SHORT TASK
Say only how many lines contain the word "cdot".

DATASET RECORDS
....................
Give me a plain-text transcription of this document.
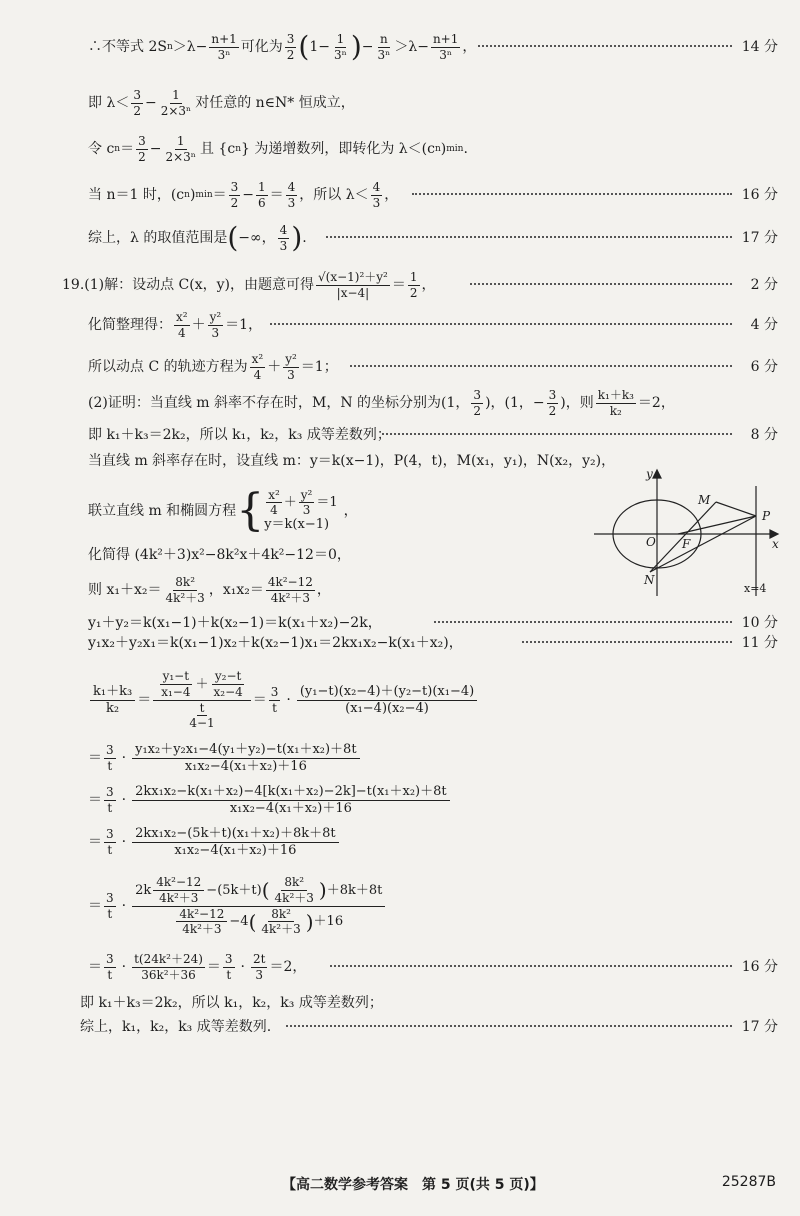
∴不等式 2S $n >\lambda- \frac{n+1}{\text{3ⁿ}}$ 可化为 $\frac{3}{2}$ ( $1- \frac{1}{\text{3ⁿ}}$ ) − $\frac{n}{\text{3ⁿ}} >\lambda- \frac{n+1}{\text{3ⁿ}}$ ，	14 分
即 $\lambda< \frac{3}{2} - \frac{1}{\text{2×3ⁿ}}$ 对任意的 n∈N* 恒成立，
令 c $n = \frac{3}{2} - \frac{1}{\text{2×3ⁿ}}$ 且 {c n } 为递增数列，即转化为 λ＜(c n ) min .
当 n＝1 时，(c n ) $\min = \frac{3}{2} - \frac{1}{6} = \frac{4}{3}$ ，所以 $\lambda< \frac{4}{3}$ ，	16 分
综上，λ 的取值范围是 ( −∞， $\frac{4}{3}$ ) .	17 分
19. (1)解：设动点 C(x，y)，由题意可得 $\frac{\text{√(x−1)²＋y²}}{|x-4|} = \frac{1}{2}$ ，	2 分
化简整理得： $\frac{\text{x²}}{4} + \frac{\text{y²}}{3} =1$，	4 分
所以动点 C 的轨迹方程为 $\frac{\text{x²}}{4} + \frac{\text{y²}}{3} =1$；	6 分
(2)证明：当直线 m 斜率不存在时，M，N 的坐标分别为 (1， $\frac{3}{2}$ )， (1，− $\frac{3}{2}$ )，则 $\frac{\text{k₁＋k₃}}{\text{k₂}} =2$，
即 k₁＋k₃＝2k₂，所以 k₁，k₂，k₃ 成等差数列；	8 分
当直线 m 斜率存在时，设直线 m：y＝k(x−1)，P(4，t)，M(x₁，y₁)，N(x₂，y₂)，
联立直线 m 和椭圆方程 { $\frac{\text{x²}}{4} + \frac{\text{y²}}{3} =1$
y＝k(x−1)
，
y
x
M
P
O F
N
x=4
化简得 (4k²＋3)x²−8k²x＋4k²−12＝0，
则 $x_1+x_2= \frac{\text{8k²}}{\text{4k²＋3}}$ ，$x_1x_2= \frac{\text{4k²−12}}{\text{4k²＋3}}$ ，
y₁＋y₂＝k(x₁−1)＋k(x₂−1)＝k(x₁＋x₂)−2k，	10 分
y₁x₂＋y₂x₁＝k(x₁−1)x₂＋k(x₂−1)x₁＝2kx₁x₂−k(x₁＋x₂)，	11 分
$\frac{\text{k₁＋k₃}}{\text{k₂}} = \frac{\frac{\text{y₁−t}}{\text{x₁−4}} + \frac{\text{y₂−t}}{\text{x₂−4}}}{\frac{t}{4-1}} = \frac{3}{t} \cdot \frac{\text{(y₁−t)(x₂−4)＋(y₂−t)(x₁−4)}}{\text{(x₁−4)(x₂−4)}}$
＝ $\frac{3}{t} \cdot \frac{\text{y₁x₂＋y₂x₁−4(y₁＋y₂)−t(x₁＋x₂)＋8t}}{\text{x₁x₂−4(x₁＋x₂)＋16}}$
＝ $\frac{3}{t} \cdot \frac{\text{2kx₁x₂−k(x₁＋x₂)−4[k(x₁＋x₂)−2k]−t(x₁＋x₂)＋8t}}{\text{x₁x₂−4(x₁＋x₂)＋16}}$
＝ $\frac{3}{t} \cdot \frac{\text{2kx₁x₂−(5k＋t)(x₁＋x₂)＋8k＋8t}}{\text{x₁x₂−4(x₁＋x₂)＋16}}$
＝ $\frac{3}{t}$ ·
$2k \frac{\text{4k²−12}}{\text{4k²＋3}} -(5k+t)$ ( $\frac{\text{8k²}}{\text{4k²＋3}}$ ) ＋8k＋8t
$\frac{\text{4k²−12}}{\text{4k²＋3}} -4$ ( $\frac{\text{8k²}}{\text{4k²＋3}}$ ) ＋16
＝ $\frac{3}{t} \cdot \frac{\text{t(24k²＋24)}}{\text{36k²＋36}} = \frac{3}{t} \cdot \frac{2t}{3} =2$，	16 分
即 k₁＋k₃＝2k₂，所以 k₁，k₂，k₃ 成等差数列；
综上，k₁，k₂，k₃ 成等差数列.	17 分
【高二数学参考答案　第 5 页(共 5 页)】	25287B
....................
RESPONSE
5